* Work required *
Lines containing the string "deine" are to be counted; report the number and nothing more.

* Saved entries *
-- START --
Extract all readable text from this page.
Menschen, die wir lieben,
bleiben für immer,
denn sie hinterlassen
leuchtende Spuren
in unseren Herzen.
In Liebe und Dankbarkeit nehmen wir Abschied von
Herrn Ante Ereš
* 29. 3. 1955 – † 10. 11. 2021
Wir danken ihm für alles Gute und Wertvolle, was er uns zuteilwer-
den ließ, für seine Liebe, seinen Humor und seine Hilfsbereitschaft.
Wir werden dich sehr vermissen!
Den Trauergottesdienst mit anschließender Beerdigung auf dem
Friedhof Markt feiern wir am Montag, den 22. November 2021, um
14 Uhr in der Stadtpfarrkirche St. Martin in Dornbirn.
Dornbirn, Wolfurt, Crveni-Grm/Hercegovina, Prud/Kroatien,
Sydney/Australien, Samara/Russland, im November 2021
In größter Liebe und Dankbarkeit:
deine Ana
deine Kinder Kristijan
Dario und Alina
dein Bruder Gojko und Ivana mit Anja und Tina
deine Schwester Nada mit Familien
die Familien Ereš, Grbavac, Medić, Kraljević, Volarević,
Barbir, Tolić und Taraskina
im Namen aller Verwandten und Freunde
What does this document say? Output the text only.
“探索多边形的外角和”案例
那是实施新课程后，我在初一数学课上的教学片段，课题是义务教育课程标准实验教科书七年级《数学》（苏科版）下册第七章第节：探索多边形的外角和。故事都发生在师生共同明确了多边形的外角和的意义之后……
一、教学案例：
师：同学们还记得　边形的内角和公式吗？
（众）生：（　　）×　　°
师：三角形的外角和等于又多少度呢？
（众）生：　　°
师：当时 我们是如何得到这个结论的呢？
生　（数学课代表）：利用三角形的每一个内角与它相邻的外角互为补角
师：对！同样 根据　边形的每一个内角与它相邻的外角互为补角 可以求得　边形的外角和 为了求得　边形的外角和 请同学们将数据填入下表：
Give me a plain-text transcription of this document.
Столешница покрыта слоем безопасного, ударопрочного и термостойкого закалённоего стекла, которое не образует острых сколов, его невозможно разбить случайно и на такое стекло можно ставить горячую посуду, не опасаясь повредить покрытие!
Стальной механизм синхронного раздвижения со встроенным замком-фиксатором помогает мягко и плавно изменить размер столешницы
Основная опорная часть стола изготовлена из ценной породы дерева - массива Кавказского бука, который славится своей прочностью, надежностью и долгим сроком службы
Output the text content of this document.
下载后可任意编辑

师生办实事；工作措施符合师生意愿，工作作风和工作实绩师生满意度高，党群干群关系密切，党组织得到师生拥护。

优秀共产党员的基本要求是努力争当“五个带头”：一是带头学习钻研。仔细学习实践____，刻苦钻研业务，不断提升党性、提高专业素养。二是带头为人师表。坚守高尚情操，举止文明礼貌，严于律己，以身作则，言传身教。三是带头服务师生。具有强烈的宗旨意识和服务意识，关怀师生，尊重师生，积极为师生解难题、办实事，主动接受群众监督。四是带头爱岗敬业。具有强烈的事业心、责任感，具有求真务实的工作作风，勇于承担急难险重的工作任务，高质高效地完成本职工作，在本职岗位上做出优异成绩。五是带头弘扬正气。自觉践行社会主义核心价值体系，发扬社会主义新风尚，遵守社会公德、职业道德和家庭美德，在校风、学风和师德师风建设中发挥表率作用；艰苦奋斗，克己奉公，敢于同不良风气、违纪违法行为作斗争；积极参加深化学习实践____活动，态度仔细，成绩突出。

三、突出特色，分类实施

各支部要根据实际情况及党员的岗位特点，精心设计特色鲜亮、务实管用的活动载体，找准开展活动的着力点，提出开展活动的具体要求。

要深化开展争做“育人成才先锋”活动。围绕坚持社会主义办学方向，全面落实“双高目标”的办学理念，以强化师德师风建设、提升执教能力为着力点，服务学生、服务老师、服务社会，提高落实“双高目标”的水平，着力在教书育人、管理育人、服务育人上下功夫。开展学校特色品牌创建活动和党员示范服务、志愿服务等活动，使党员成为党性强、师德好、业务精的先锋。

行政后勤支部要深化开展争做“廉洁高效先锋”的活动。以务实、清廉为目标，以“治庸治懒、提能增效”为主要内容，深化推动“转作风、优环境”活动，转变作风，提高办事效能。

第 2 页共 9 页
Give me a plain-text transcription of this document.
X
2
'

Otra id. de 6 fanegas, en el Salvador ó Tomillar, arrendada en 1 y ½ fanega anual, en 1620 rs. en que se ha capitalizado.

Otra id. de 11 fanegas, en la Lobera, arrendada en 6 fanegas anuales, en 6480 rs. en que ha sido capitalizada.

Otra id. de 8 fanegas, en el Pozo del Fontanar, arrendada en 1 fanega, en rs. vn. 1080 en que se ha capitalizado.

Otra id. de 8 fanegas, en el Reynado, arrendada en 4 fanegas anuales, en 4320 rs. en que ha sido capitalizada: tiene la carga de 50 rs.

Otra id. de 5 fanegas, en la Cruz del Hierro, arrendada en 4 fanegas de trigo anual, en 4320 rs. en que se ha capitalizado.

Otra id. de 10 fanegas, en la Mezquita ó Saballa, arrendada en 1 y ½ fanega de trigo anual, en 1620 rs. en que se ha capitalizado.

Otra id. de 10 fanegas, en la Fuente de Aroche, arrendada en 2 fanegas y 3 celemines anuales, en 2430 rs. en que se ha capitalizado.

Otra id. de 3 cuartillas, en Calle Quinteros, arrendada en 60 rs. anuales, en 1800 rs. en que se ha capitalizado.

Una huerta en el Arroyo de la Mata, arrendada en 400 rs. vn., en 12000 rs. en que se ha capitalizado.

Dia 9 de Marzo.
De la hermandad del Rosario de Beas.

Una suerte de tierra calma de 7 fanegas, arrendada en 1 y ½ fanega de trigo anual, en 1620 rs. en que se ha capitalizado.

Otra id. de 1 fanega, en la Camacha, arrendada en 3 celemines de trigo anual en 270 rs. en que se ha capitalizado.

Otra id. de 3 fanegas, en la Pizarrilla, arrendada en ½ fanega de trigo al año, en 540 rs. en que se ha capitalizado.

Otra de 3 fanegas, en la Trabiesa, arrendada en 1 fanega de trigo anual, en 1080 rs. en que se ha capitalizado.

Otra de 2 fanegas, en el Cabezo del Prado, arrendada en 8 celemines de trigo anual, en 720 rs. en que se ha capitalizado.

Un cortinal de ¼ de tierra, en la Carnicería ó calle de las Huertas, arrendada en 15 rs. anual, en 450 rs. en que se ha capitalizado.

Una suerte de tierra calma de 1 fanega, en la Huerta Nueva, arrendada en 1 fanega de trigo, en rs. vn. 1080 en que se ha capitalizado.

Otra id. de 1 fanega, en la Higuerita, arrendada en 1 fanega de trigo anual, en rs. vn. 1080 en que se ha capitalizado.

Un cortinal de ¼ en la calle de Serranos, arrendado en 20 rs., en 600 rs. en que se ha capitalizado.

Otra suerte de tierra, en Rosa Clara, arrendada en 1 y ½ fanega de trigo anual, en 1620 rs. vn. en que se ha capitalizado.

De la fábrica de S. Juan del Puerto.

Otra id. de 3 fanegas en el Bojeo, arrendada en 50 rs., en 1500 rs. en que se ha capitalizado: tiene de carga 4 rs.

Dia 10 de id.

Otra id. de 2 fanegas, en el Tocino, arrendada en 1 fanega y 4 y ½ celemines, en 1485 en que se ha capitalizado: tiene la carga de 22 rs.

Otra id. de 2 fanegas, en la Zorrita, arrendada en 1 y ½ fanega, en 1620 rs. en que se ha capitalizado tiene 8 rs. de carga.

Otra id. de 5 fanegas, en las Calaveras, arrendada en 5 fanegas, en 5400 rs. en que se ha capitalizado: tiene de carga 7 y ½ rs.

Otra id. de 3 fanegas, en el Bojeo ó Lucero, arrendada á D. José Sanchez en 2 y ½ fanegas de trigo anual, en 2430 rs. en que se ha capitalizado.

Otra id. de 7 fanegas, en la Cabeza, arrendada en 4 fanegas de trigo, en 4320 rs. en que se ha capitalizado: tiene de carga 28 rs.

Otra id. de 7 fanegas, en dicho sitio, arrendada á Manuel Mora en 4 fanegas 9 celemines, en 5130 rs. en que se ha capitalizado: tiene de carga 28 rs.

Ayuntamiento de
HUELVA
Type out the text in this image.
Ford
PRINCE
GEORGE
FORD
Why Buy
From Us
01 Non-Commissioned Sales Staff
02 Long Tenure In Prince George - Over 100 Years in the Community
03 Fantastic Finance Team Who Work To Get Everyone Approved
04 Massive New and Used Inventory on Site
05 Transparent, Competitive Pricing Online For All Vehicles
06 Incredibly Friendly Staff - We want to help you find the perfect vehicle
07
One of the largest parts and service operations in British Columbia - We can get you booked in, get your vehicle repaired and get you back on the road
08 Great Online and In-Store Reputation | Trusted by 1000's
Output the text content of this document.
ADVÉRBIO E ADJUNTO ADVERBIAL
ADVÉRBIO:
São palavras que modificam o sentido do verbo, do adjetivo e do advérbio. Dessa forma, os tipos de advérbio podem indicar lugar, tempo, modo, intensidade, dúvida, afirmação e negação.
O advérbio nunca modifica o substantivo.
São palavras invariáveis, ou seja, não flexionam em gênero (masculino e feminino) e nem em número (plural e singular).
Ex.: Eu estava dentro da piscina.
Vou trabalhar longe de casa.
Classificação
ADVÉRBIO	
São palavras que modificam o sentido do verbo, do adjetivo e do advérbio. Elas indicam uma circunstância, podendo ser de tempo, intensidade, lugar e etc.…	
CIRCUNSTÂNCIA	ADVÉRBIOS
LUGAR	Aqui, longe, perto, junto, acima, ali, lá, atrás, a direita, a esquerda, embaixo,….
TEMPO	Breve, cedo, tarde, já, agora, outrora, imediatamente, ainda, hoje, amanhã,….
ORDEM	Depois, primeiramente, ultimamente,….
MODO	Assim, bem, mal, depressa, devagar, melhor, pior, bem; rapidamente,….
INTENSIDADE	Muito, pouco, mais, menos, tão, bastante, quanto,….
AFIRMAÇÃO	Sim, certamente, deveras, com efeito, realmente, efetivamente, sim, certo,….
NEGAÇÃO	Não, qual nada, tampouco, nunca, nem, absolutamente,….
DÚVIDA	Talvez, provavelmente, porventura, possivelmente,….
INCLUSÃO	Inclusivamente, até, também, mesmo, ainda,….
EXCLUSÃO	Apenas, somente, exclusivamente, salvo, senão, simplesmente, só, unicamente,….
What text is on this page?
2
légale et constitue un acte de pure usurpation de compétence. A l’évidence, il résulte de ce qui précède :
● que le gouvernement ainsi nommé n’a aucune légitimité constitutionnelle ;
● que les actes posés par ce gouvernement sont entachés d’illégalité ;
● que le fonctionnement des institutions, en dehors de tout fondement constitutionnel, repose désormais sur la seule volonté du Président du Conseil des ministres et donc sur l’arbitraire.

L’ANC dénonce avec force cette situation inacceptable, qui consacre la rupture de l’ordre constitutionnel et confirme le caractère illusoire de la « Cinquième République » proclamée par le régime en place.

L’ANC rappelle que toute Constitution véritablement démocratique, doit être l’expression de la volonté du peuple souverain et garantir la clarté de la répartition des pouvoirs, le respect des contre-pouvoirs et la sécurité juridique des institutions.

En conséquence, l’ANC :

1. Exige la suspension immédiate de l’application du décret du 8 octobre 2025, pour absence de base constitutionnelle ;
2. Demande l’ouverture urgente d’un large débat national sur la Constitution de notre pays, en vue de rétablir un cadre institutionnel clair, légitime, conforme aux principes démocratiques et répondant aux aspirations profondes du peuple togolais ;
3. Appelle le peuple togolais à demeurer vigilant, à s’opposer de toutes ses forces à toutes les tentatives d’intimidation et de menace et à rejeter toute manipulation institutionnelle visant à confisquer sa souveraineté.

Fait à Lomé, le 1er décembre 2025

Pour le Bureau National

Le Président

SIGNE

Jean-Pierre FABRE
-- END --
* Solution for this task *
3